### [Objective]
In the listing below, locate the lines that hold "marker" and copy them.

(Dataset rows about figures)

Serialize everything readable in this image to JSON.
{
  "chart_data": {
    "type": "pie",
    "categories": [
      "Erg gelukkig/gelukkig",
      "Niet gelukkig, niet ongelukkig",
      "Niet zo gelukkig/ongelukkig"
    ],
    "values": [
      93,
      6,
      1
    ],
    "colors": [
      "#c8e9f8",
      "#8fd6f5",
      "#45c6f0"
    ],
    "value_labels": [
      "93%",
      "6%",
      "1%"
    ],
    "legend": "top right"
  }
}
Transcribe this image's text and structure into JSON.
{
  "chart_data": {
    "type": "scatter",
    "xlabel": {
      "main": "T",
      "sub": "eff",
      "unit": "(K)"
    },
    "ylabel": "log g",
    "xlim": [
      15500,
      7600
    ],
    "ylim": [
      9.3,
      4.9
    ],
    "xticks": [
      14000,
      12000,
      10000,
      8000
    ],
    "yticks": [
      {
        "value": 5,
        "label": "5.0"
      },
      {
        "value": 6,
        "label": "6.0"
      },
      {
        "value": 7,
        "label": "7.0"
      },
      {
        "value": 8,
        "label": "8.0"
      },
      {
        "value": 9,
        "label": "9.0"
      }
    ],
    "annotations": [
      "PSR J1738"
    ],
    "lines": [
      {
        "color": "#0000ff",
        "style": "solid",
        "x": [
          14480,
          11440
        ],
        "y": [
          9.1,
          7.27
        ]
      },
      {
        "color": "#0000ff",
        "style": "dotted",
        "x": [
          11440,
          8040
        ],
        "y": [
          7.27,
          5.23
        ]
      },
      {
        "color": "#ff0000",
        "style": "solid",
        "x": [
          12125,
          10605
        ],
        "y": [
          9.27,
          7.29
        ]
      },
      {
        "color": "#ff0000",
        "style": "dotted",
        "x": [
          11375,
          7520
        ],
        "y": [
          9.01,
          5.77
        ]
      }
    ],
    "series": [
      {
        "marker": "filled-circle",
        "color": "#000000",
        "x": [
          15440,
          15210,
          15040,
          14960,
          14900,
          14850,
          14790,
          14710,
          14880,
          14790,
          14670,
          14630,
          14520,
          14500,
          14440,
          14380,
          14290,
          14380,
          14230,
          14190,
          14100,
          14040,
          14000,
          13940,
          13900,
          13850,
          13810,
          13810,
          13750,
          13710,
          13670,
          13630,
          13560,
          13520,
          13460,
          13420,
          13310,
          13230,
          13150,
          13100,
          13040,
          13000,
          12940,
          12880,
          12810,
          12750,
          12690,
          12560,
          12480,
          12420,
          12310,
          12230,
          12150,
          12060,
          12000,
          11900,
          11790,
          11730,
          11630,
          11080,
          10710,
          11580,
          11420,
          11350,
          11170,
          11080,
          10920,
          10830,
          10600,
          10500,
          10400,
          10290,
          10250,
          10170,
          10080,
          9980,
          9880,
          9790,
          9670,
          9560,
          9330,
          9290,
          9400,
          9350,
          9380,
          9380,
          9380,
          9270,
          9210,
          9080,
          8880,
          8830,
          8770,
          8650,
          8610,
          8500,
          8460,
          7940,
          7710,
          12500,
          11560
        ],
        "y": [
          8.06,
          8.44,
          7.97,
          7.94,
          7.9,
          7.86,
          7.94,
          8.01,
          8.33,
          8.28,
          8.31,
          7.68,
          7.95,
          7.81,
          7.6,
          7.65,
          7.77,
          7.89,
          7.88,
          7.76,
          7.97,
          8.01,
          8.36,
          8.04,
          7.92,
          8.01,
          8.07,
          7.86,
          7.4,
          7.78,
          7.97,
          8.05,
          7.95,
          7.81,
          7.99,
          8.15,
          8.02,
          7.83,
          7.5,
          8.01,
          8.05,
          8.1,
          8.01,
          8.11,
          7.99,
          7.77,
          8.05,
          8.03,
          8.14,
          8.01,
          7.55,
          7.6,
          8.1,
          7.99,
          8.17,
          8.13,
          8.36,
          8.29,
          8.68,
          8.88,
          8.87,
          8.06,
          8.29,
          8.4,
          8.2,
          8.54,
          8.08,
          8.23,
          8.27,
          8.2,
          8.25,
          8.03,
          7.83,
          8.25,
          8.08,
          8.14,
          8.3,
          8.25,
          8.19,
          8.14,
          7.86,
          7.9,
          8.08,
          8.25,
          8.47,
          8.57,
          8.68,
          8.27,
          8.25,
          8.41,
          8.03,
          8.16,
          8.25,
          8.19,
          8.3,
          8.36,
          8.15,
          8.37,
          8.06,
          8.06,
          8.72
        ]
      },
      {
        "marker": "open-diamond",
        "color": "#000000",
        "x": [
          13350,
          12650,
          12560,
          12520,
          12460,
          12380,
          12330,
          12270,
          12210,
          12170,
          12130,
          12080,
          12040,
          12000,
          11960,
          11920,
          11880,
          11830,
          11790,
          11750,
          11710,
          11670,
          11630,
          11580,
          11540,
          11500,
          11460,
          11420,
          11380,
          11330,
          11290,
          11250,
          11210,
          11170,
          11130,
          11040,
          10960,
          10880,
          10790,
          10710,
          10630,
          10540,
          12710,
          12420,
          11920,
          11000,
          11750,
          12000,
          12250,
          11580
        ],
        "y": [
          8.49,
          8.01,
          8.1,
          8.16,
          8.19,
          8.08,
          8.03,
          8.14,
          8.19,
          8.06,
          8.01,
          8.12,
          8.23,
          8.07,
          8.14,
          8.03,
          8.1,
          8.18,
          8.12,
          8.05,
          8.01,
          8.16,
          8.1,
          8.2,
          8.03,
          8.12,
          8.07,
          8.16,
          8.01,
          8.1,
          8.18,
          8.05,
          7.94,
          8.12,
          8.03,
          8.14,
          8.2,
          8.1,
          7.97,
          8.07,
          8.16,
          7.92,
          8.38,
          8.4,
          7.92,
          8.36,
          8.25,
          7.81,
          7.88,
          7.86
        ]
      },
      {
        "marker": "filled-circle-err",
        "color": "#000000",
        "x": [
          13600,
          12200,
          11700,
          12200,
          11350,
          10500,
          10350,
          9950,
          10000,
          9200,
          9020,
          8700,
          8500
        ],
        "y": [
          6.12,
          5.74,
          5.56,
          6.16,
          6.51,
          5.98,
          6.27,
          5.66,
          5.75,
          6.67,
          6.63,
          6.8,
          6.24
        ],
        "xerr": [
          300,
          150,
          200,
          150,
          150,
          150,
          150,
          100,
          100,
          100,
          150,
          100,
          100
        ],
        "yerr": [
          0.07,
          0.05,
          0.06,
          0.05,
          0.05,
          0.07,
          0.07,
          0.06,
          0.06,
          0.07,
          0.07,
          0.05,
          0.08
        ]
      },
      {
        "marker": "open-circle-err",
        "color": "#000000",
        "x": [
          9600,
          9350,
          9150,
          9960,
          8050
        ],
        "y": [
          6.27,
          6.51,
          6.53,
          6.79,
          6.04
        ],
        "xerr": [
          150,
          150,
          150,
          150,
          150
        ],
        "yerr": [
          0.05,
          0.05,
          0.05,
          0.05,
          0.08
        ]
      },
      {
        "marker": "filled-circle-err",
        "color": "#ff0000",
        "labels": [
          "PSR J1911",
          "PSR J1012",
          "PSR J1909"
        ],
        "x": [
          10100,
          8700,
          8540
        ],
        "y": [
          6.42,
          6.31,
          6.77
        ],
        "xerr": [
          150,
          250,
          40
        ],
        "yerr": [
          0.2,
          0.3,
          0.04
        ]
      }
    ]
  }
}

### [Solution to this exercise]
        "marker": "filled-circle",
        "marker": "open-diamond",
        "marker": "filled-circle-err",
        "marker": "open-circle-err",
        "marker": "filled-circle-err",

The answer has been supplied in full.